**Task directions**
Copy out, unchanged, the lines of data below, starting with the line that contains "list-icon — [842, 63, 864, 81]" and going on through the line that contains "message-text: Product Cate".

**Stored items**
------------------------------
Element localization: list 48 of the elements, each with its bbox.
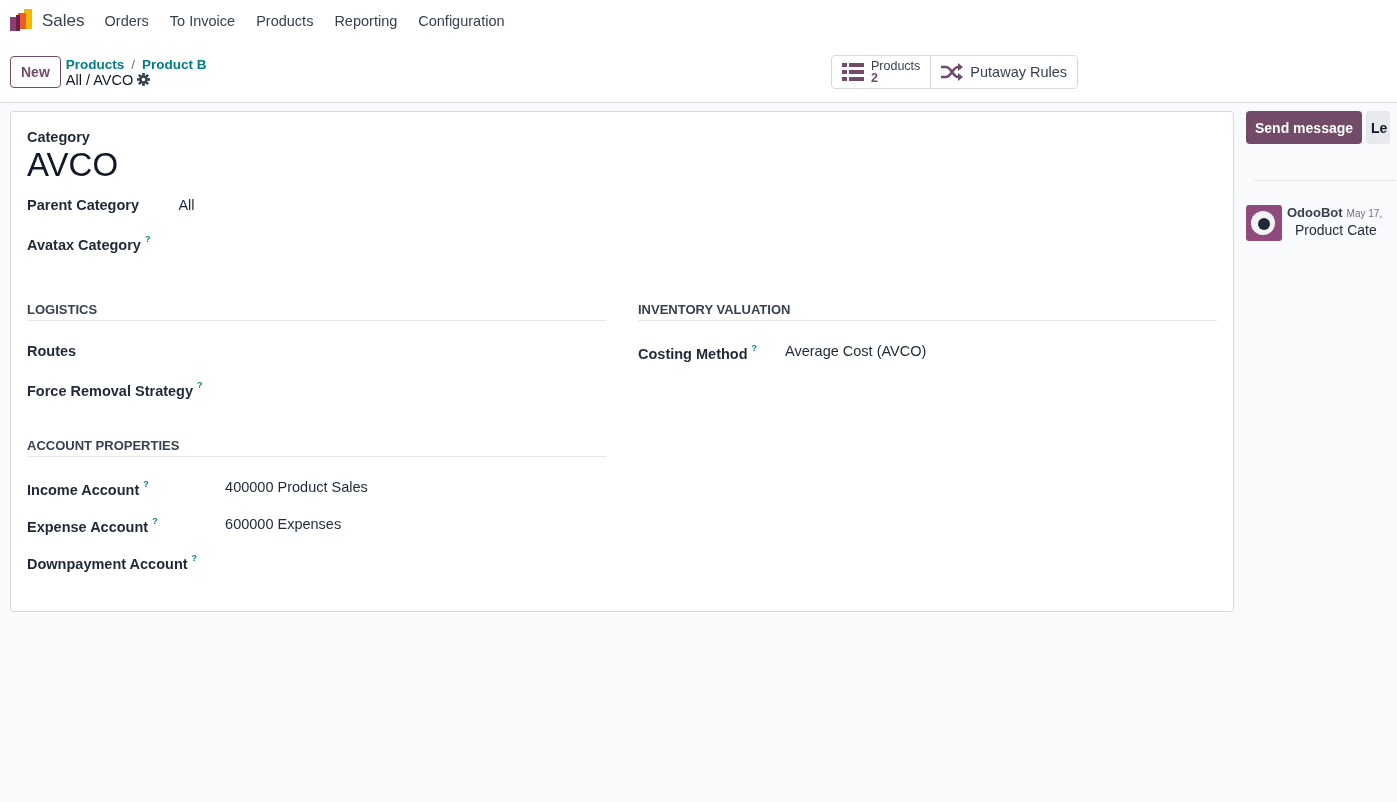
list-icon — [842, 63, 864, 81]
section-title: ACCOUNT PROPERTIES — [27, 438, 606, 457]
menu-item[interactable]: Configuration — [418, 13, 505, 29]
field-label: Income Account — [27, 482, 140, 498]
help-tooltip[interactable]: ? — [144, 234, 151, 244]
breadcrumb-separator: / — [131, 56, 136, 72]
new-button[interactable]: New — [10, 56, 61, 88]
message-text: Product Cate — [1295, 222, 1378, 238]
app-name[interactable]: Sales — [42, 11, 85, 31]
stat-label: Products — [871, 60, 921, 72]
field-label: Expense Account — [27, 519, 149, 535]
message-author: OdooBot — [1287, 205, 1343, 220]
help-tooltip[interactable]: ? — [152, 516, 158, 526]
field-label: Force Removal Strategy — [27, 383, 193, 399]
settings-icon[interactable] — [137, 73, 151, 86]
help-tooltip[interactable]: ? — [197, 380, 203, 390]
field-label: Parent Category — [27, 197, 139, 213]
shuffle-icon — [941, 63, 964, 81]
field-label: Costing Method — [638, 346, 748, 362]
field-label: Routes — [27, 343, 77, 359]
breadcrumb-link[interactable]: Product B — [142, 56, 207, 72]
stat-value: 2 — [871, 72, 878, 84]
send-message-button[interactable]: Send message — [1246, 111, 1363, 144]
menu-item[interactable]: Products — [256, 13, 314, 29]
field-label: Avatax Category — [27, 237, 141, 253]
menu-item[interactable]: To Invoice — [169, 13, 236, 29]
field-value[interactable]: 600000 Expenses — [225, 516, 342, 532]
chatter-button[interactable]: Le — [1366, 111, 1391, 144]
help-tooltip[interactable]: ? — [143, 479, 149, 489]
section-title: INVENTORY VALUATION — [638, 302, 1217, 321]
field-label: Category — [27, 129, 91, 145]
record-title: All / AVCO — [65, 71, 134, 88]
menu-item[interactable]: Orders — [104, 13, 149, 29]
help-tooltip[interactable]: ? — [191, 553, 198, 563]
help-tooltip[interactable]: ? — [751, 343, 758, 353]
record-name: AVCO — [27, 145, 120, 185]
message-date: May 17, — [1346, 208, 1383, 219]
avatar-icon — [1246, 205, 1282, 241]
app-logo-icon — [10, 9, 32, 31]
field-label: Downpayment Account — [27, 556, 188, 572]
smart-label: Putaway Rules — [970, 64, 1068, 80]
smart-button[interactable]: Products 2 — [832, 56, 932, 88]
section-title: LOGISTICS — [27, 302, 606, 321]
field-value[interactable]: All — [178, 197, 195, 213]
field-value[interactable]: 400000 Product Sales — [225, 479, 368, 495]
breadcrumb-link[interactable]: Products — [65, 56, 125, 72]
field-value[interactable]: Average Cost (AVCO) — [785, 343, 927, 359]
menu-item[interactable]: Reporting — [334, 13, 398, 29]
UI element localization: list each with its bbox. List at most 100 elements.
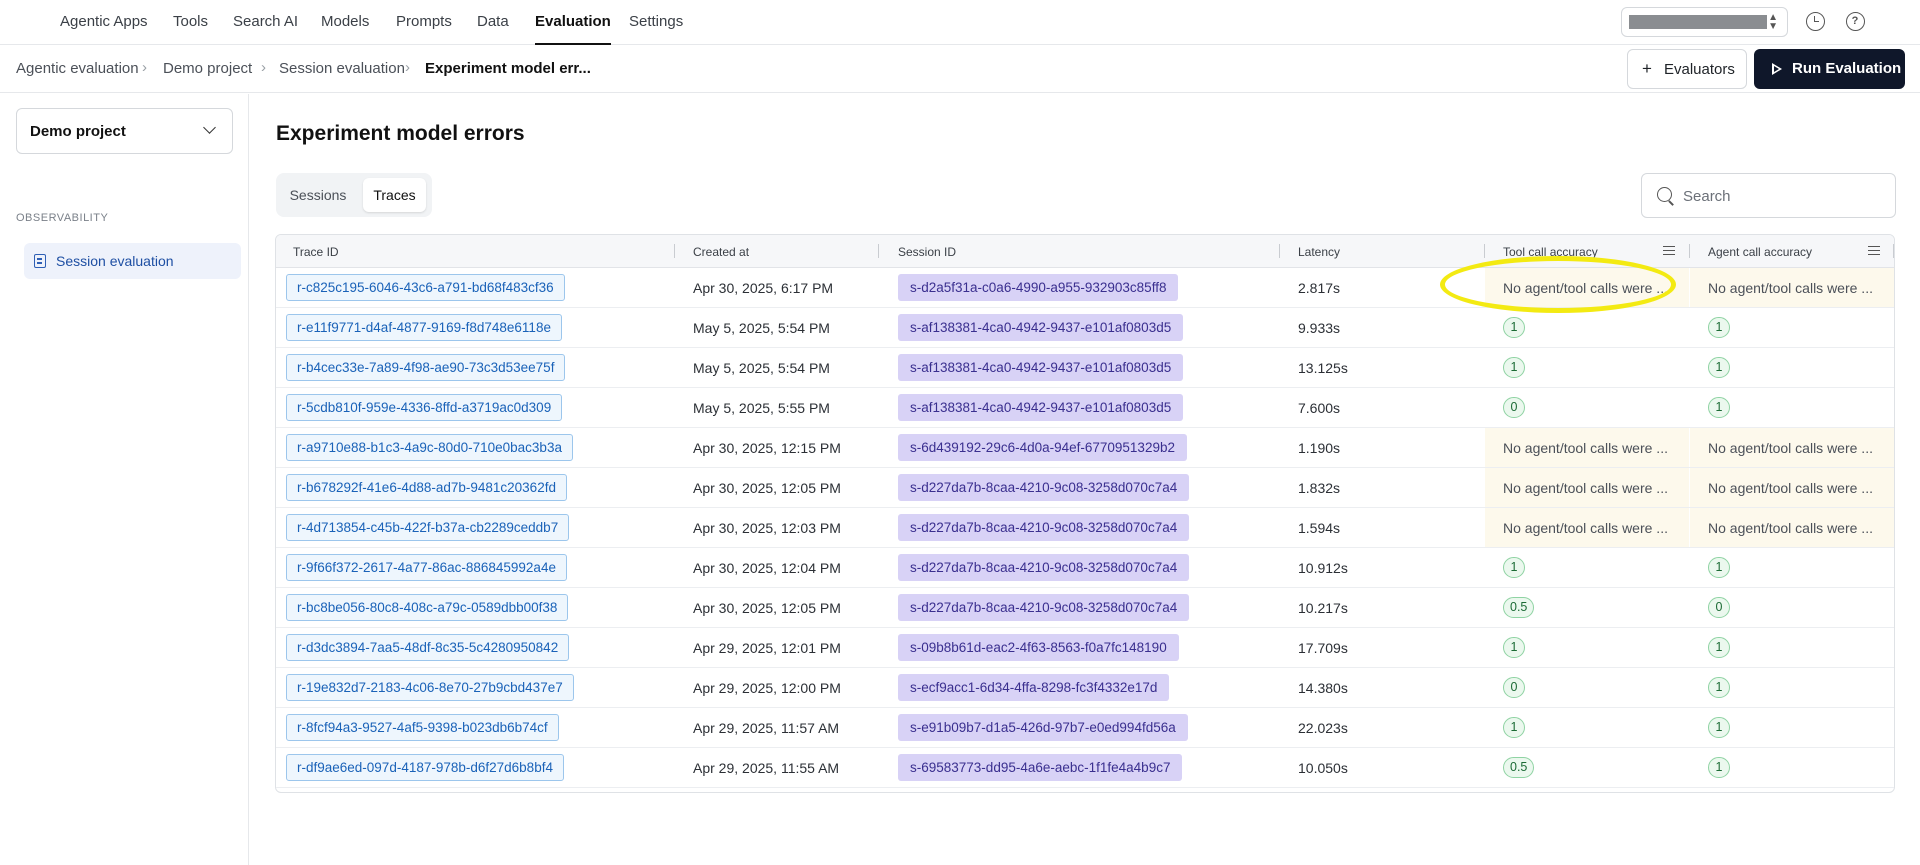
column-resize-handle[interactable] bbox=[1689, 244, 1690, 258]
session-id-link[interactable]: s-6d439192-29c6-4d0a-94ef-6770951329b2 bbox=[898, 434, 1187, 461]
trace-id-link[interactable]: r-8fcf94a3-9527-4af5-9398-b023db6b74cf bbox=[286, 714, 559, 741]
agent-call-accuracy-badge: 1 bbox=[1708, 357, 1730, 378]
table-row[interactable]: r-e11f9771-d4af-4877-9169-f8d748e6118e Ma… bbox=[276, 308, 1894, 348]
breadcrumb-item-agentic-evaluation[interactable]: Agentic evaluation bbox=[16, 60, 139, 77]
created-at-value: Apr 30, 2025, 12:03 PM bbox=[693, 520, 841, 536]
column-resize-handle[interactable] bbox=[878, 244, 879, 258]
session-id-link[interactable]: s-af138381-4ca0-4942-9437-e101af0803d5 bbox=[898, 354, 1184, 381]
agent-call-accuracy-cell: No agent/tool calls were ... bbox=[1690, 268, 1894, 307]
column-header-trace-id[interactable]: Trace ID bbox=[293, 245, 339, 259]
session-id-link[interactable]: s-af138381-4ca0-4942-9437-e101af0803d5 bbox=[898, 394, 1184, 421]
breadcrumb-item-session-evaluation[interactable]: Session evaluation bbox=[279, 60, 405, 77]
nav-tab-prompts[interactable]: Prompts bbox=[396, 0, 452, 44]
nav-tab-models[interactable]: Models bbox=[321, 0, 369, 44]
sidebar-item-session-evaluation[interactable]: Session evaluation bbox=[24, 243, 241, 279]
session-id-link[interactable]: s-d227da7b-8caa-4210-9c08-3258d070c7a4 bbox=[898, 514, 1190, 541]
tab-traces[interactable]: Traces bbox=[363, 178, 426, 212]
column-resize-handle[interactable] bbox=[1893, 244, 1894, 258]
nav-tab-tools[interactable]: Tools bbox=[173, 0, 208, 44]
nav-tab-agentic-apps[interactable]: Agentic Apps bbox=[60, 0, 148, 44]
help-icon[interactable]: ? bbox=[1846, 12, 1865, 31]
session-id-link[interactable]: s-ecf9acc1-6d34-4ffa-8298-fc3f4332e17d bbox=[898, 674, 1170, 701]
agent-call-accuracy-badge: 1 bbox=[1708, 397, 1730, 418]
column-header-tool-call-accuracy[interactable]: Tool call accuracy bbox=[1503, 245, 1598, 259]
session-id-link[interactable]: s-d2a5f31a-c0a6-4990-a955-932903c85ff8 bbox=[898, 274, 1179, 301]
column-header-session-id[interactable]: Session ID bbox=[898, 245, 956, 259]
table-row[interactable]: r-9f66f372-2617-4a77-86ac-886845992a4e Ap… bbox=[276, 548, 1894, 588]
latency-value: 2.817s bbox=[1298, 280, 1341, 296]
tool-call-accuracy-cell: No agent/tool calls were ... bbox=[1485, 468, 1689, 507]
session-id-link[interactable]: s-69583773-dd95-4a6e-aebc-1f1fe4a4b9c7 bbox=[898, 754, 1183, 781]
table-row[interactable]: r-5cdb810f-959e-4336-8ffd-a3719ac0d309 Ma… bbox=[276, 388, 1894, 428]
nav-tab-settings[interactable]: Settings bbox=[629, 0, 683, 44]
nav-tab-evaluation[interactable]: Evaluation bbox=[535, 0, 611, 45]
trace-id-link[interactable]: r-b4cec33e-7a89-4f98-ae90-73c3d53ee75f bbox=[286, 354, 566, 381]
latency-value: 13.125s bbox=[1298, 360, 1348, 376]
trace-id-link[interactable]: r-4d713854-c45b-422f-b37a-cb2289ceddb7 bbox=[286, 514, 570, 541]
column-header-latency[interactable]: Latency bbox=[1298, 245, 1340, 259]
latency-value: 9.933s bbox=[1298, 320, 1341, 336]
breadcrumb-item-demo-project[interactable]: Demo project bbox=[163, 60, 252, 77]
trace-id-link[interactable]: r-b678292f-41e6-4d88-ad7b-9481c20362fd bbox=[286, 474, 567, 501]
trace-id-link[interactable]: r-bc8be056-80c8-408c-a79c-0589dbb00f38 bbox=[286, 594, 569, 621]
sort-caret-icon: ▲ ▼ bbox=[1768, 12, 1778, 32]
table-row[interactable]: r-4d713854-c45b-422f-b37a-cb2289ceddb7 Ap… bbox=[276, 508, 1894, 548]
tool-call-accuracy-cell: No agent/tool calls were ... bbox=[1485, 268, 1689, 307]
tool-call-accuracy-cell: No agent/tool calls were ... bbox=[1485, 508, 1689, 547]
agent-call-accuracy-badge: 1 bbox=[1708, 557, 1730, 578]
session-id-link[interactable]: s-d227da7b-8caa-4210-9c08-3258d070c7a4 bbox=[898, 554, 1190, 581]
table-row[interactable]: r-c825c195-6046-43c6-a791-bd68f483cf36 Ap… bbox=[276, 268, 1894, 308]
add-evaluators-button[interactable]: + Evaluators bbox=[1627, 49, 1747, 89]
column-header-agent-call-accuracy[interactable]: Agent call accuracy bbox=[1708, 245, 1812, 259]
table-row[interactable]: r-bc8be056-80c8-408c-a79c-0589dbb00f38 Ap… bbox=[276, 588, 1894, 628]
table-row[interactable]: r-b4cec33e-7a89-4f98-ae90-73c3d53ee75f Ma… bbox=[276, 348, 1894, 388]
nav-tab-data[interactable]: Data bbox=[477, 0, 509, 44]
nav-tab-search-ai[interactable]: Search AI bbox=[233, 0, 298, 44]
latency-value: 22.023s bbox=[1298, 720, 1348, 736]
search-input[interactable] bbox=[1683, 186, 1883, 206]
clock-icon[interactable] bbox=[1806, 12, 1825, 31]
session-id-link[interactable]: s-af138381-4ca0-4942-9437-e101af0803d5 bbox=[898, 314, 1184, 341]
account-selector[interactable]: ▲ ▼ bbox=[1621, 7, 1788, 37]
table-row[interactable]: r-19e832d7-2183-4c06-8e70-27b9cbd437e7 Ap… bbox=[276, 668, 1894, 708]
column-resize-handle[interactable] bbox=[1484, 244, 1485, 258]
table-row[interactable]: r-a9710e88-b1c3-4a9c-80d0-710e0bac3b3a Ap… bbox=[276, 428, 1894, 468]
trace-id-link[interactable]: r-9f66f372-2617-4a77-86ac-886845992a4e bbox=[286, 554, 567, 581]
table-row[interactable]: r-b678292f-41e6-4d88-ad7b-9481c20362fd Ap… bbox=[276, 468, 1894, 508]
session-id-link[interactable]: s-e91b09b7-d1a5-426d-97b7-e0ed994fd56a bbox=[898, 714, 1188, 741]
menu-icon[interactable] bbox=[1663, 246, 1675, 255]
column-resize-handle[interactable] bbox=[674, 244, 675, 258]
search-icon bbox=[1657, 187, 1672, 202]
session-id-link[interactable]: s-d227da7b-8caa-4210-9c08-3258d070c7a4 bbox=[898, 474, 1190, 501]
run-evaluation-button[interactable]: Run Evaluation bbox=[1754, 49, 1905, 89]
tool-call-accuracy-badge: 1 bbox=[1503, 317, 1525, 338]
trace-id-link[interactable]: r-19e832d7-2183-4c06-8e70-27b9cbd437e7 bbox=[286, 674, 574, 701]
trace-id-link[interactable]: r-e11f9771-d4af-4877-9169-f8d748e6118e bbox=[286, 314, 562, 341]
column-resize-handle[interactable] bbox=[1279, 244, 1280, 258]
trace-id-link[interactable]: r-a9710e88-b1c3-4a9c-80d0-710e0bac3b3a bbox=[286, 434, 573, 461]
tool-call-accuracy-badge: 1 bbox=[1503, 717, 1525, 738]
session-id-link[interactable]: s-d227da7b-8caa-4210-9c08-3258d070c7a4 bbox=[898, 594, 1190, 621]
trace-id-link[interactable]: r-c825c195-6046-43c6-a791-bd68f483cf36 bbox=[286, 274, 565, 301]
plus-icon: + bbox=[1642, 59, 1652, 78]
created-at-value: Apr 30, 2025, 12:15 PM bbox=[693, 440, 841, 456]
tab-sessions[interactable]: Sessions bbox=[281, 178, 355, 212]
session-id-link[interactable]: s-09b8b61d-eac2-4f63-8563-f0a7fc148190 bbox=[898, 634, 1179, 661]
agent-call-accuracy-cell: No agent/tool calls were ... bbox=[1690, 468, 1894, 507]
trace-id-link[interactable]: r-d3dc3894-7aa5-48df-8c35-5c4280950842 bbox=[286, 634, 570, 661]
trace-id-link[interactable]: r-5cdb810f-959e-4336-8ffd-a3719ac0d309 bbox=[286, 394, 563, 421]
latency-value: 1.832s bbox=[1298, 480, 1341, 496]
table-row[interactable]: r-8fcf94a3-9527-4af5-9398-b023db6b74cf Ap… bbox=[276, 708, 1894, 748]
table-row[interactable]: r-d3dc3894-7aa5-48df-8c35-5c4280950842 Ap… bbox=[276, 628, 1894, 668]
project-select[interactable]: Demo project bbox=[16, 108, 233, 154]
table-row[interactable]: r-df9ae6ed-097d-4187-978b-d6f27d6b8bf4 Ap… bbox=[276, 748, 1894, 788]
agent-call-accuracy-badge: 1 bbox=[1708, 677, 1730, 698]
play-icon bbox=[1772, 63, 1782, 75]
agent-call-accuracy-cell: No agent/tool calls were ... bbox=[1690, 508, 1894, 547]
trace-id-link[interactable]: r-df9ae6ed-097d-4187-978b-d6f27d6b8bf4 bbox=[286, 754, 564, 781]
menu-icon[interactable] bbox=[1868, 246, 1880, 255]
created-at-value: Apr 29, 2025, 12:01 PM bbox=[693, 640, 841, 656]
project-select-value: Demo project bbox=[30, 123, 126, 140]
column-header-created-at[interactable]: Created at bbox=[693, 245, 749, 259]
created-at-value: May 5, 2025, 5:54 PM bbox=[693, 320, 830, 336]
------------------------------
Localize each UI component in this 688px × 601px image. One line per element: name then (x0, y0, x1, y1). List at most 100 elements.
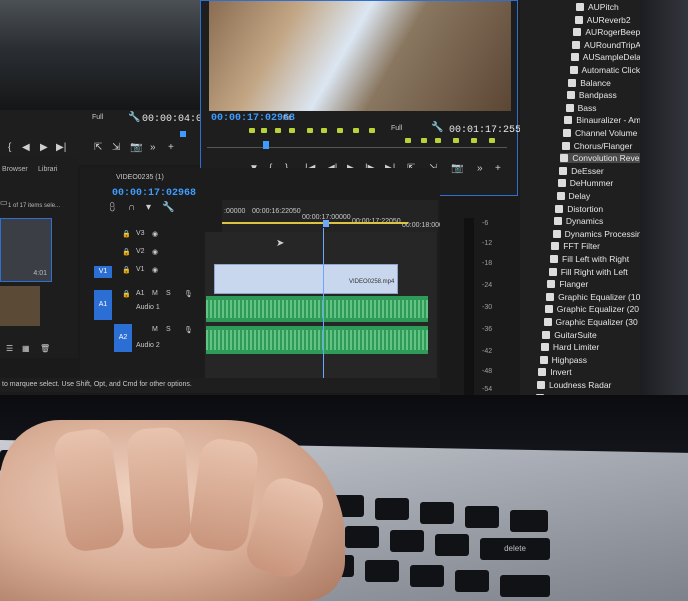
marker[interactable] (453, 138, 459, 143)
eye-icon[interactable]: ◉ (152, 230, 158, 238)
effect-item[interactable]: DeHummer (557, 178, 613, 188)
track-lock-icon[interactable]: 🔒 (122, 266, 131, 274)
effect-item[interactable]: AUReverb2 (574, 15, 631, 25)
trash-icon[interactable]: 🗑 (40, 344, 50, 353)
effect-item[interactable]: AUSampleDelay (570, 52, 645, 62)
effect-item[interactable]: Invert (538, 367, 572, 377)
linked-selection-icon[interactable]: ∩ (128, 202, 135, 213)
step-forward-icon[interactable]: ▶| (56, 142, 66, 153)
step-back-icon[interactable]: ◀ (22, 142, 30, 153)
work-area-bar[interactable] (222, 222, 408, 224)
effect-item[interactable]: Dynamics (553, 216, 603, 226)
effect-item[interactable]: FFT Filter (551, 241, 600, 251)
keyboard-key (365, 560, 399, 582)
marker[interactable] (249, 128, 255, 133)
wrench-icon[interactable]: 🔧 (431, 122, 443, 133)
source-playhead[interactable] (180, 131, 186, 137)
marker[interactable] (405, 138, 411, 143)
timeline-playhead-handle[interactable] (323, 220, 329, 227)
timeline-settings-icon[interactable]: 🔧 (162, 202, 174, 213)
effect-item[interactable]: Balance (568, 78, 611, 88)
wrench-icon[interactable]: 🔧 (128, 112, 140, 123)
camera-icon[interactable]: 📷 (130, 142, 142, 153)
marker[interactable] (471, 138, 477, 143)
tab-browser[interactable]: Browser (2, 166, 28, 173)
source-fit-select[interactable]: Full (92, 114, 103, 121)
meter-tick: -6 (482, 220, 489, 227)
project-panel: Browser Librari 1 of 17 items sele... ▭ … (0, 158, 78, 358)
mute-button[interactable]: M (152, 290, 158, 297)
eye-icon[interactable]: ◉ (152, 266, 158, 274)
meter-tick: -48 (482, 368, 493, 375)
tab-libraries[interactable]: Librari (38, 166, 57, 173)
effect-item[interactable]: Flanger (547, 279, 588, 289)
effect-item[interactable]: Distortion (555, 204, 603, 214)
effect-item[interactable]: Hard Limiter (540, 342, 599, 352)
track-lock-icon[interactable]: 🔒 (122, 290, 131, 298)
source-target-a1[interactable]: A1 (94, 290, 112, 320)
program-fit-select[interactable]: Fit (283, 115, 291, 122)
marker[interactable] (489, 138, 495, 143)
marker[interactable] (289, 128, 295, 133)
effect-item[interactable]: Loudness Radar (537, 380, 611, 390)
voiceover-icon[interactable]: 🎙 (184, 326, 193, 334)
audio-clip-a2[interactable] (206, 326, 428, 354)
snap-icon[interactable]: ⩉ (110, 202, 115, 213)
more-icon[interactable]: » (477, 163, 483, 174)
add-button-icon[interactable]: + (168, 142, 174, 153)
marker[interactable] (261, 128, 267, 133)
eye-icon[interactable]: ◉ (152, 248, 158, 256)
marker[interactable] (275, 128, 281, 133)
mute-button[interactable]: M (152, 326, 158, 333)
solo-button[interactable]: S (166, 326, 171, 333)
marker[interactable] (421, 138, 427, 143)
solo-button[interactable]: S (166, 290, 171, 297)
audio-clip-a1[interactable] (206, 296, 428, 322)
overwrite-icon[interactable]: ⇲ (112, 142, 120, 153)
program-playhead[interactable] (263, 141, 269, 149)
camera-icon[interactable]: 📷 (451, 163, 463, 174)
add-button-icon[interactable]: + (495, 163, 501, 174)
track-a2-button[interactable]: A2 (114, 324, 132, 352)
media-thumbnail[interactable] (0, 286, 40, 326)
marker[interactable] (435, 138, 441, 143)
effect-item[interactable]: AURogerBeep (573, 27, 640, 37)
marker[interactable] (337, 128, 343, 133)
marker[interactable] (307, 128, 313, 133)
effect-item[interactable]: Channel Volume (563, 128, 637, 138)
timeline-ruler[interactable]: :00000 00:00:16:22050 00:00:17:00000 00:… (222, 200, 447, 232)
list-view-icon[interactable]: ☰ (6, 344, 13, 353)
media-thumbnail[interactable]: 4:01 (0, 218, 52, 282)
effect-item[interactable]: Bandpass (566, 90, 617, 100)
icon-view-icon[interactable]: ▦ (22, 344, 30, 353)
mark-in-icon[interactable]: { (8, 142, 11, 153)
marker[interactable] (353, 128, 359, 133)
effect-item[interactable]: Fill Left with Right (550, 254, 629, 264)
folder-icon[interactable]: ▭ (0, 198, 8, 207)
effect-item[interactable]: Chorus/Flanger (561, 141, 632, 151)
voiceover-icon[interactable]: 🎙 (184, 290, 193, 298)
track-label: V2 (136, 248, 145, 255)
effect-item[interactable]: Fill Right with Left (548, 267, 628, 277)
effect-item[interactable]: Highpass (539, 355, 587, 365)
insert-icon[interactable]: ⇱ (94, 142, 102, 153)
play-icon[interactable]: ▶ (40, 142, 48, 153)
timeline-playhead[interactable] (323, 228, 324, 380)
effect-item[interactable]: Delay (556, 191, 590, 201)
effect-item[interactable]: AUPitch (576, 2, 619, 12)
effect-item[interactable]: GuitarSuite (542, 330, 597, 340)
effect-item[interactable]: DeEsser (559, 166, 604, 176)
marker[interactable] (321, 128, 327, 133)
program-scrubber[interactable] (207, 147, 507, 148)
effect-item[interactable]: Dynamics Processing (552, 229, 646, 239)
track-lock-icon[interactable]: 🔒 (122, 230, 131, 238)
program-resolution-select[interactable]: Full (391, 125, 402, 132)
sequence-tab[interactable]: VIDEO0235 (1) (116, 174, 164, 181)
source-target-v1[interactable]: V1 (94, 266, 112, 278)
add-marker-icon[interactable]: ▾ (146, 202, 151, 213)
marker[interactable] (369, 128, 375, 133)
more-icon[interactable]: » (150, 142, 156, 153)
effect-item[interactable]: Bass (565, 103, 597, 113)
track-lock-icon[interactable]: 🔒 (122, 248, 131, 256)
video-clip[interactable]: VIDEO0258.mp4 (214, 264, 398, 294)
------------------------------
**Full output**
list-icon — [842, 63, 864, 81]
section-title: ACCOUNT PROPERTIES — [27, 438, 606, 457]
menu-item[interactable]: Configuration — [418, 13, 505, 29]
field-label: Income Account — [27, 482, 140, 498]
help-tooltip[interactable]: ? — [144, 234, 151, 244]
breadcrumb-separator: / — [131, 56, 136, 72]
new-button[interactable]: New — [10, 56, 61, 88]
message-text: Product Cate — [1295, 222, 1378, 238]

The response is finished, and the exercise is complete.